_EXERCISE GOAL_
Transcribe exactly the lines from the one holding "What text is on this page?" to the end of the data below, including both of those lines and no others.

_EXERCISE MATERIAL_
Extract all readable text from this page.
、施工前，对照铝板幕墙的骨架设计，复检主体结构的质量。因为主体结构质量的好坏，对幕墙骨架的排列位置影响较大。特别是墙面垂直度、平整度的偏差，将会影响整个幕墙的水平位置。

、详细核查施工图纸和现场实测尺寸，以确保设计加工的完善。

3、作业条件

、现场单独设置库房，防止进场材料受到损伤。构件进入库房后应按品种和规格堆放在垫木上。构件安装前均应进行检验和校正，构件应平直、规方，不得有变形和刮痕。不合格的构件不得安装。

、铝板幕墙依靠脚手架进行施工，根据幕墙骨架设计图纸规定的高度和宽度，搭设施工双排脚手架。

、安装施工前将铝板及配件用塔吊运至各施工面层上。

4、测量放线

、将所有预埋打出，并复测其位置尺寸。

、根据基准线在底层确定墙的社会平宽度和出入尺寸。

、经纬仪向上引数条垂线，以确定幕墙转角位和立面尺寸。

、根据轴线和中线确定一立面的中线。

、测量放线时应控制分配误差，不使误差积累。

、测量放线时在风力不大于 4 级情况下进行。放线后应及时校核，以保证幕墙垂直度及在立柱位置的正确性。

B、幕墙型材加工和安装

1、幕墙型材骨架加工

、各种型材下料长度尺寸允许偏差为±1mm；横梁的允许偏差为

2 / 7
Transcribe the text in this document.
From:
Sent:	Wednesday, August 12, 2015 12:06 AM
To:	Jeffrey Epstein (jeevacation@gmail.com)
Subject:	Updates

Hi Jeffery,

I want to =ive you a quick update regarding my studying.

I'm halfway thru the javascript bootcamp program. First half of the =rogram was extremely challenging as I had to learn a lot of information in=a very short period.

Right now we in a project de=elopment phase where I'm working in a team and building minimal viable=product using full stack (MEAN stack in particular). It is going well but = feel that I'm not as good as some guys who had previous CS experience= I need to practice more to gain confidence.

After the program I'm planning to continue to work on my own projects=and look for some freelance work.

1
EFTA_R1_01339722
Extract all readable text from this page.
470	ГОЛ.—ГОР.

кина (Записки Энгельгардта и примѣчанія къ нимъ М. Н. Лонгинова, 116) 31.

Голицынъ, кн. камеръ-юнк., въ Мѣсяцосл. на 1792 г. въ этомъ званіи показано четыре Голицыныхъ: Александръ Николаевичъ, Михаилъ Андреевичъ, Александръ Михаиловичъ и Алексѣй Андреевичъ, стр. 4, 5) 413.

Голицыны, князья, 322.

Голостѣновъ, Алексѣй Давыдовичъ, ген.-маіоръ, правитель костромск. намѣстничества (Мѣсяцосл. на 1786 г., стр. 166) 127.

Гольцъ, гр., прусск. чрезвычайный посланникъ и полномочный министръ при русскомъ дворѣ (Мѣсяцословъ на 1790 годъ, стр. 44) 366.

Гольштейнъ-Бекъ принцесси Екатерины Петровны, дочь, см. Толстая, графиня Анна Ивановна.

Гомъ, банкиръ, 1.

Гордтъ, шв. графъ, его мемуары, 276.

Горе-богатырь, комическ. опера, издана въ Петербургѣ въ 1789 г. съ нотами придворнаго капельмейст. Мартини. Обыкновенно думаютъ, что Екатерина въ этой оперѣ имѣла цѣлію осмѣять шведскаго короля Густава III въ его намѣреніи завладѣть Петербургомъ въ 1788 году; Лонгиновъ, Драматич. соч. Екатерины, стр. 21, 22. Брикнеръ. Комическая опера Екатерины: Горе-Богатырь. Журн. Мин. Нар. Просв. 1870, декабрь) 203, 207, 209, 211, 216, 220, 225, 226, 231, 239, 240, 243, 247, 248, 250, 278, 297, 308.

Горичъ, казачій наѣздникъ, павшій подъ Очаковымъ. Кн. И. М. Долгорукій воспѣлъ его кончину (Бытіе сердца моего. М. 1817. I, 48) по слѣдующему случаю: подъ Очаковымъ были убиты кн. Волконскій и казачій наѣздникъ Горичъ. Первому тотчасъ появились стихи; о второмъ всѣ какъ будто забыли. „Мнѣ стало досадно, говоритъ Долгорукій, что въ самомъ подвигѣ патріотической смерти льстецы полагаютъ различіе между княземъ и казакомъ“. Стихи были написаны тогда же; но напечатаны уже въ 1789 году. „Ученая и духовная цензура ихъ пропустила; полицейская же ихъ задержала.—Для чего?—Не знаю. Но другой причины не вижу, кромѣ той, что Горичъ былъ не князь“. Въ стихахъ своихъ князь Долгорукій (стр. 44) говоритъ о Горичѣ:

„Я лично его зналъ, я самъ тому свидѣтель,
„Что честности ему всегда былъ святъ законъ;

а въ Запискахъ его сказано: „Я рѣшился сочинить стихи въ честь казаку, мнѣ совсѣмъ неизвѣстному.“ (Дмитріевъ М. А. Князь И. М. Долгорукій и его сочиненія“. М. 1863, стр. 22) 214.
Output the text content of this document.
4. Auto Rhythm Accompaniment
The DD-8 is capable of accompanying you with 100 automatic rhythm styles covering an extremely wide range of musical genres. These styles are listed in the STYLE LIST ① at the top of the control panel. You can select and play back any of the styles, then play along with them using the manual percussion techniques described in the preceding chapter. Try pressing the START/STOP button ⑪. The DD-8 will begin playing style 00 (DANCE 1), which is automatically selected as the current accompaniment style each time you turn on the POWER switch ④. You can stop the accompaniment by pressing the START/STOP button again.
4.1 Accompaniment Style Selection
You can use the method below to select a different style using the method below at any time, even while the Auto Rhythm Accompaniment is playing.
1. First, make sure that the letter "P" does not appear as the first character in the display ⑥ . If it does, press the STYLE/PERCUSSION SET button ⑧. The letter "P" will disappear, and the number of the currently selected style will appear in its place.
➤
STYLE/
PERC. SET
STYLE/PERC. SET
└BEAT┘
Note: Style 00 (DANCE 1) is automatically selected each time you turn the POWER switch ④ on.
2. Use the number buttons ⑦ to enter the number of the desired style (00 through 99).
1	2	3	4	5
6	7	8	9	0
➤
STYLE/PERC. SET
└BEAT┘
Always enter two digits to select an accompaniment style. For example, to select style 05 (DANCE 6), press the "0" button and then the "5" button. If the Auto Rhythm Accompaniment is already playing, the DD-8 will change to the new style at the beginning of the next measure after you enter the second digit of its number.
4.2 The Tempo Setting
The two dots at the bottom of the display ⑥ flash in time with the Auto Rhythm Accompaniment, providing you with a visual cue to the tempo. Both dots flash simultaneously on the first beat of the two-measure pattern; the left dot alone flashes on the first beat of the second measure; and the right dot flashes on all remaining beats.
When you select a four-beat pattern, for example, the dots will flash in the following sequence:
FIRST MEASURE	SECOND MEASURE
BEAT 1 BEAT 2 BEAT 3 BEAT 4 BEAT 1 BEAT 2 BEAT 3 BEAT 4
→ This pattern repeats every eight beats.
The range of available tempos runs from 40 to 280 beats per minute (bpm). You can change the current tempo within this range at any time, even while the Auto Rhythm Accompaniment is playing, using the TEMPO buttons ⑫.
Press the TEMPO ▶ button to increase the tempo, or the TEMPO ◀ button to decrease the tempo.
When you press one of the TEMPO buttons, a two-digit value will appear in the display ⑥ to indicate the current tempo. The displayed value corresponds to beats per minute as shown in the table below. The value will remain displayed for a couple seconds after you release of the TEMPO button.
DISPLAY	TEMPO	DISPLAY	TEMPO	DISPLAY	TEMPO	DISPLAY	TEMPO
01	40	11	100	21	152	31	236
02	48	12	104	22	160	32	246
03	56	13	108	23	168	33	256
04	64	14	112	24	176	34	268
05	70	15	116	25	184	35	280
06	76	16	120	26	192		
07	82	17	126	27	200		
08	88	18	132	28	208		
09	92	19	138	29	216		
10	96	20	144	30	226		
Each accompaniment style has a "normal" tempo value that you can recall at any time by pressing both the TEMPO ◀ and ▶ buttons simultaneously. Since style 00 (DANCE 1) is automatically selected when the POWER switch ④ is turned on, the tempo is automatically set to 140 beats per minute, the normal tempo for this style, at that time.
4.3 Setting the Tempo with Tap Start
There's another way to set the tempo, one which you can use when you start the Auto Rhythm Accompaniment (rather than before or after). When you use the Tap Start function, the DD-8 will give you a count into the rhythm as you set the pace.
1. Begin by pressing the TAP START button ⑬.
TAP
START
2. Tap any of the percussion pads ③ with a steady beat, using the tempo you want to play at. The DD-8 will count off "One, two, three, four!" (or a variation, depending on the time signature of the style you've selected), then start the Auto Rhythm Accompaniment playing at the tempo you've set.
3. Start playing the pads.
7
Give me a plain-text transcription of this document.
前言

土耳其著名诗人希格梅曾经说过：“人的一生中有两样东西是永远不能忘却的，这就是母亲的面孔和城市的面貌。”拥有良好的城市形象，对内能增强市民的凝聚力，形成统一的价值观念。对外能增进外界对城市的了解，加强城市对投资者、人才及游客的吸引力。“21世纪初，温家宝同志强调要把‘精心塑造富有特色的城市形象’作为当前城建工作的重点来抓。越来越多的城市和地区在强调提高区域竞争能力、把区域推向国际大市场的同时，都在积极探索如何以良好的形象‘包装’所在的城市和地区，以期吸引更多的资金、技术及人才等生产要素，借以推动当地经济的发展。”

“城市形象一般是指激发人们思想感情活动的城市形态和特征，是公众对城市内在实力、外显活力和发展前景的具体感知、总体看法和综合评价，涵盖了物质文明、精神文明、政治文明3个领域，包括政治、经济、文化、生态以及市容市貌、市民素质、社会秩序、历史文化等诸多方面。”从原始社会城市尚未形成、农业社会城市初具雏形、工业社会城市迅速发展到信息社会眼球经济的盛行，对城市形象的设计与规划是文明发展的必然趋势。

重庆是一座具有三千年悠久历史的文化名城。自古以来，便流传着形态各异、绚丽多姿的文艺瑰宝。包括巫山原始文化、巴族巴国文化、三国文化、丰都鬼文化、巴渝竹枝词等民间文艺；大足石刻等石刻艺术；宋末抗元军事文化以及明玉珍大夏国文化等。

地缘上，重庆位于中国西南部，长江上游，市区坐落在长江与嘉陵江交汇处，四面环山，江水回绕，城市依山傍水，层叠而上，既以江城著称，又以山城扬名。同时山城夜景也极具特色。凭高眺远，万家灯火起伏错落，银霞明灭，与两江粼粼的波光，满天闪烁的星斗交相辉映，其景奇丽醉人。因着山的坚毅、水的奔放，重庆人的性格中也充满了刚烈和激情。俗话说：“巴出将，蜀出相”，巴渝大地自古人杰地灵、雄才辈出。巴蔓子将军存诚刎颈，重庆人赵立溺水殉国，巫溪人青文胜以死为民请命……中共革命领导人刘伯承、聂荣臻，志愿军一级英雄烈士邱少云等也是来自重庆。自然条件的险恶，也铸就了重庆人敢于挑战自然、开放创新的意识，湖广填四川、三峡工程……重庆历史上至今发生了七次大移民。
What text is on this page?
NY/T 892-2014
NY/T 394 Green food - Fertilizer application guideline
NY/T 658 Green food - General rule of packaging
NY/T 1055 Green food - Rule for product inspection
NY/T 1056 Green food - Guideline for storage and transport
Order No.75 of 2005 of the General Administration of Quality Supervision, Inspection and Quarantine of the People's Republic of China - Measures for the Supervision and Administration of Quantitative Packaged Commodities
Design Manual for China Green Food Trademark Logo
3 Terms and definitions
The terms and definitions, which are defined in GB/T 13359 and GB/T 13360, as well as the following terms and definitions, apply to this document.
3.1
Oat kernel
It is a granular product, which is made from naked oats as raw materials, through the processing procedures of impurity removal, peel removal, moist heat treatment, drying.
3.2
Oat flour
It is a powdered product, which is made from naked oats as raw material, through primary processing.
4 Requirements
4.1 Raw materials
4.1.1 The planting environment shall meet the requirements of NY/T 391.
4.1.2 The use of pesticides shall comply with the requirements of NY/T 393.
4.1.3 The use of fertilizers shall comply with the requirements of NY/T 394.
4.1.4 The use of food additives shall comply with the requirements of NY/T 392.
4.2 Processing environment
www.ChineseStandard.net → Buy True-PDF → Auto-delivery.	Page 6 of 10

_RESULT OF THE TASK_
What text is on this page?
NY/T 892-2014
NY/T 394 Green food - Fertilizer application guideline
NY/T 658 Green food - General rule of packaging
NY/T 1055 Green food - Rule for product inspection
NY/T 1056 Green food - Guideline for storage and transport
Order No.75 of 2005 of the General Administration of Quality Supervision, Inspection and Quarantine of the People's Republic of China - Measures for the Supervision and Administration of Quantitative Packaged Commodities
Design Manual for China Green Food Trademark Logo
3 Terms and definitions
The terms and definitions, which are defined in GB/T 13359 and GB/T 13360, as well as the following terms and definitions, apply to this document.
3.1
Oat kernel
It is a granular product, which is made from naked oats as raw materials, through the processing procedures of impurity removal, peel removal, moist heat treatment, drying.
3.2
Oat flour
It is a powdered product, which is made from naked oats as raw material, through primary processing.
4 Requirements
4.1 Raw materials
4.1.1 The planting environment shall meet the requirements of NY/T 391.
4.1.2 The use of pesticides shall comply with the requirements of NY/T 393.
4.1.3 The use of fertilizers shall comply with the requirements of NY/T 394.
4.1.4 The use of food additives shall comply with the requirements of NY/T 392.
4.2 Processing environment
www.ChineseStandard.net → Buy True-PDF → Auto-delivery.	Page 6 of 10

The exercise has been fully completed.